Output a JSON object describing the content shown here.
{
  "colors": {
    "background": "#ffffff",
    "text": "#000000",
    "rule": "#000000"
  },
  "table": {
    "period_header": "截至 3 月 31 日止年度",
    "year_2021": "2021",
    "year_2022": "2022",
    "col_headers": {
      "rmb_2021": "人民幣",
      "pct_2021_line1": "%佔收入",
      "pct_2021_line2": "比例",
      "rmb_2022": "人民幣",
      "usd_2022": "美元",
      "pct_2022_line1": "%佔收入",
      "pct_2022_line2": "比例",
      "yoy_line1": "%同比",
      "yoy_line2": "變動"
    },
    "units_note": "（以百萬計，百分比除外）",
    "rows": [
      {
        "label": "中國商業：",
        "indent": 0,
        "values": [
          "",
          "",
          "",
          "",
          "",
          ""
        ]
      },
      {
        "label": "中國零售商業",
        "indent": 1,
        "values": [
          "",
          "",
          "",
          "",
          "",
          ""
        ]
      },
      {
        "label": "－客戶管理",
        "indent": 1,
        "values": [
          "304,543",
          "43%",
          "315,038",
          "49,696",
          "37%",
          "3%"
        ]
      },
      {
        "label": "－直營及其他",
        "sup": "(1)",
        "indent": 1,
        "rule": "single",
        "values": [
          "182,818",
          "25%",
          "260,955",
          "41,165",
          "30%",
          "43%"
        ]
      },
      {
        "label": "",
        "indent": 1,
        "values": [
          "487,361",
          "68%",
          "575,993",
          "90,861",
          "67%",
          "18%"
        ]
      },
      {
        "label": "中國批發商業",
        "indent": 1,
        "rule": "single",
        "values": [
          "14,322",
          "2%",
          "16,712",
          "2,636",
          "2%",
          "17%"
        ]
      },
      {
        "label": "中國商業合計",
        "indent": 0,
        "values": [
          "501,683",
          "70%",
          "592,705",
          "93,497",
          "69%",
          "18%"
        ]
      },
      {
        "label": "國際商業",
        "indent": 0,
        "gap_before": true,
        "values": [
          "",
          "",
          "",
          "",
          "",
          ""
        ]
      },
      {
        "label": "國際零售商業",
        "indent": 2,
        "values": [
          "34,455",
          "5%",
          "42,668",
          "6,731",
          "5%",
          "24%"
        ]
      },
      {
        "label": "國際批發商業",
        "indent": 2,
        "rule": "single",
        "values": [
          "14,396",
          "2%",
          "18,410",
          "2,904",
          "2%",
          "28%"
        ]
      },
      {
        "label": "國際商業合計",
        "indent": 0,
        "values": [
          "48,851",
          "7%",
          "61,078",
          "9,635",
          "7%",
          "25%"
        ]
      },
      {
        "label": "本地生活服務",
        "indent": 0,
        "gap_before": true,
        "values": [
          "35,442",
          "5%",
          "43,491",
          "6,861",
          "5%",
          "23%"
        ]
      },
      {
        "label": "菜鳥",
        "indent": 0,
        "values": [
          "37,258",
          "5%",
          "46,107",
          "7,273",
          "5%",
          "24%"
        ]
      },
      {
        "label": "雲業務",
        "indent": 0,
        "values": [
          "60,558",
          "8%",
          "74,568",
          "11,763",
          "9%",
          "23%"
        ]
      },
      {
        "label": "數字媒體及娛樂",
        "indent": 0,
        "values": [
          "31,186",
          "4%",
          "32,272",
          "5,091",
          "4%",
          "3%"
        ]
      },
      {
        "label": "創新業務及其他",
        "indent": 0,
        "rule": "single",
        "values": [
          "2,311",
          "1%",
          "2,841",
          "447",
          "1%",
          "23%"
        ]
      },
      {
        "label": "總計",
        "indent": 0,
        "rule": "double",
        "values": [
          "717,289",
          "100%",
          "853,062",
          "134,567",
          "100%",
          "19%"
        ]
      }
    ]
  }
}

■ Exercise prompt ■
Retype the records that precede this task, keeping them exactly the same.

■ Answer to the problem ■
Output a JSON object describing the content shown here.
{
  "colors": {
    "background": "#ffffff",
    "text": "#000000",
    "rule": "#000000"
  },
  "table": {
    "period_header": "截至 3 月 31 日止年度",
    "year_2021": "2021",
    "year_2022": "2022",
    "col_headers": {
      "rmb_2021": "人民幣",
      "pct_2021_line1": "%佔收入",
      "pct_2021_line2": "比例",
      "rmb_2022": "人民幣",
      "usd_2022": "美元",
      "pct_2022_line1": "%佔收入",
      "pct_2022_line2": "比例",
      "yoy_line1": "%同比",
      "yoy_line2": "變動"
    },
    "units_note": "（以百萬計，百分比除外）",
    "rows": [
      {
        "label": "中國商業：",
        "indent": 0,
        "values": [
          "",
          "",
          "",
          "",
          "",
          ""
        ]
      },
      {
        "label": "中國零售商業",
        "indent": 1,
        "values": [
          "",
          "",
          "",
          "",
          "",
          ""
        ]
      },
      {
        "label": "－客戶管理",
        "indent": 1,
        "values": [
          "304,543",
          "43%",
          "315,038",
          "49,696",
          "37%",
          "3%"
        ]
      },
      {
        "label": "－直營及其他",
        "sup": "(1)",
        "indent": 1,
        "rule": "single",
        "values": [
          "182,818",
          "25%",
          "260,955",
          "41,165",
          "30%",
          "43%"
        ]
      },
      {
        "label": "",
        "indent": 1,
        "values": [
          "487,361",
          "68%",
          "575,993",
          "90,861",
          "67%",
          "18%"
        ]
      },
      {
        "label": "中國批發商業",
        "indent": 1,
        "rule": "single",
        "values": [
          "14,322",
          "2%",
          "16,712",
          "2,636",
          "2%",
          "17%"
        ]
      },
      {
        "label": "中國商業合計",
        "indent": 0,
        "values": [
          "501,683",
          "70%",
          "592,705",
          "93,497",
          "69%",
          "18%"
        ]
      },
      {
        "label": "國際商業",
        "indent": 0,
        "gap_before": true,
        "values": [
          "",
          "",
          "",
          "",
          "",
          ""
        ]
      },
      {
        "label": "國際零售商業",
        "indent": 2,
        "values": [
          "34,455",
          "5%",
          "42,668",
          "6,731",
          "5%",
          "24%"
        ]
      },
      {
        "label": "國際批發商業",
        "indent": 2,
        "rule": "single",
        "values": [
          "14,396",
          "2%",
          "18,410",
          "2,904",
          "2%",
          "28%"
        ]
      },
      {
        "label": "國際商業合計",
        "indent": 0,
        "values": [
          "48,851",
          "7%",
          "61,078",
          "9,635",
          "7%",
          "25%"
        ]
      },
      {
        "label": "本地生活服務",
        "indent": 0,
        "gap_before": true,
        "values": [
          "35,442",
          "5%",
          "43,491",
          "6,861",
          "5%",
          "23%"
        ]
      },
      {
        "label": "菜鳥",
        "indent": 0,
        "values": [
          "37,258",
          "5%",
          "46,107",
          "7,273",
          "5%",
          "24%"
        ]
      },
      {
        "label": "雲業務",
        "indent": 0,
        "values": [
          "60,558",
          "8%",
          "74,568",
          "11,763",
          "9%",
          "23%"
        ]
      },
      {
        "label": "數字媒體及娛樂",
        "indent": 0,
        "values": [
          "31,186",
          "4%",
          "32,272",
          "5,091",
          "4%",
          "3%"
        ]
      },
      {
        "label": "創新業務及其他",
        "indent": 0,
        "rule": "single",
        "values": [
          "2,311",
          "1%",
          "2,841",
          "447",
          "1%",
          "23%"
        ]
      },
      {
        "label": "總計",
        "indent": 0,
        "rule": "double",
        "values": [
          "717,289",
          "100%",
          "853,062",
          "134,567",
          "100%",
          "19%"
        ]
      }
    ]
  }
}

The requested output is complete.